» **Teks yang Diberikan**
Kini, khittah itu telah dikuatkan oleh pasal-pasal dalam PP tersebut. Pasal 1 tentang ketentuan umum, PTK disebutkan sebagai “Pendidikan tinggi yang diselenggarakan untuk mengkaji dan mengembangkan rumpun ilmu agama serta berbagai rumpun ilmu pengetahuan”.  Dalam Pasal 12 disebutkan bahwa PTK dapat menyelenggarakan pendidikan profesi hanya di bidang keagamaan. Bahkan, dalam Pasal 17 disebutkan bahwa penyelenggaraan program studi di luar rumpun keilmuan agama pada PTK itu jumlahnya tidak boleh lebih banyak dari program studi rumpun ilmu agama. Intinya, memang, khittah PTKI itu adalah untuk melahirkan ahli agama Islam, baik ahli agama Islam yang menguasai terhadap disiplin ilmu-ilmu keislaman an sich maupun ahli agama Islam yang menguasai di bidang ilmu-ilmu lainnya. 

Memahami terhadap khittah ini, orientasi dan pengembangan PTKI ke depan akan lebih fokus, yang setidaknya berorientasi pada 2 (dua) hal besar. Pertama, PTKI dituntut untuk mampu menghasilkan lulusan yang mutafaqqih fiddin di bidang keislaman. Tuntutan ini untuk menjawab kelangkaan ulama dan tokoh-tokoh agama moderat yang memiliki kefasihan dalam mengakses sumber-sumber ajaran Islam dan menjadi pendamping masyarakat. Secara kelembagaan, untuk menghasilkan  kompetensi ini, prodi-prodi keagamaan pada IAIN dan UIN perlu berorientasi pada lulusan semacam itu. Di samping itu, Ma’had Aly sebagai salah satu  bentuk Perguruan Tinggi Keagamaan Islam menjadi bagian yang tak terpisahkan untuk menghasilkan mutafaqqih fiddin ini. 

Kedua, PTKI harus menghasilkan ahli agama Islam yang menguasai terhadap disiplin ilmu-ilmu pengetahuan lainnya, seperti sains teknologi, kedokteran, sosial-humaniora, dan lain-lain. PTKI itu bukan untuk menghasilkan ahli sains teknologi, kedokteran, sosial-humaniora dan lain-lain yang tidak faham terhadap agama Islam. Kompetensi keislaman dan disiplin ilmu lainnya itu menjadi satu kesatuan. Secara kelembagaan, prodi-prodi selain keagamaan baik pada IAIN maupun UIN perlu berorientasi pada kompetensi demikian. Kompetensi ini merupakan keniscayaan sebagai bagian dari diferensiasi antara prodi-prodi selain keagamaan, antara di PTKI dengan di luar PTKI.

» **Tugas Anda**
1. Sebutkan semua pasal PP yang dirujuk dalam teks tentang khittah PTKI.
2. Salin persis bagian teks tentang khittah PTKI dari "Memahami terhadap khittah" sampai dengan "mutafaqqih fiddin ini.".
Baris-baris yang tercantum sesudah ini tidak dipakai sama sekali.

» **Bahan yang Diberikan**

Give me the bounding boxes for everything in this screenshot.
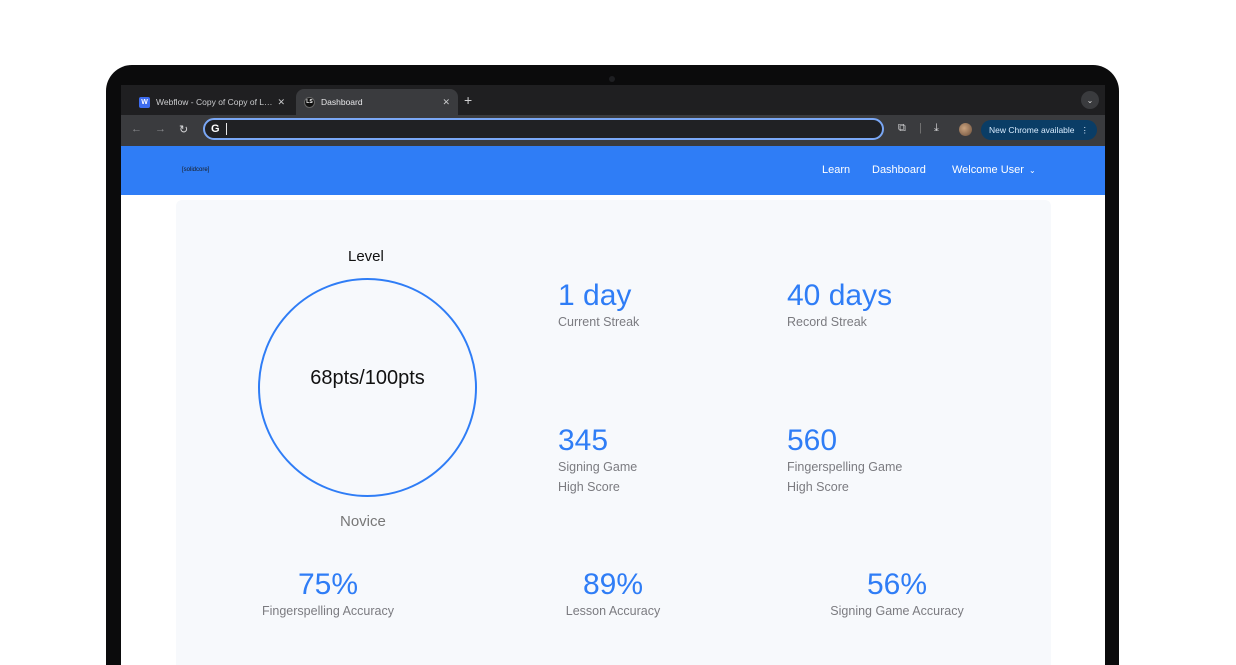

» **Jawaban per Tugas**
1. Pasal 1, Pasal 12, dan Pasal 17.

2.
Memahami terhadap khittah ini, orientasi dan pengembangan PTKI ke depan akan lebih fokus, yang setidaknya berorientasi pada 2 (dua) hal besar. Pertama, PTKI dituntut untuk mampu menghasilkan lulusan yang mutafaqqih fiddin di bidang keislaman. Tuntutan ini untuk menjawab kelangkaan ulama dan tokoh-tokoh agama moderat yang memiliki kefasihan dalam mengakses sumber-sumber ajaran Islam dan menjadi pendamping masyarakat. Secara kelembagaan, untuk menghasilkan  kompetensi ini, prodi-prodi keagamaan pada IAIN dan UIN perlu berorientasi pada lulusan semacam itu. Di samping itu, Ma’had Aly sebagai salah satu  bentuk Perguruan Tinggi Keagamaan Islam menjadi bagian yang tak terpisahkan untuk menghasilkan mutafaqqih fiddin ini.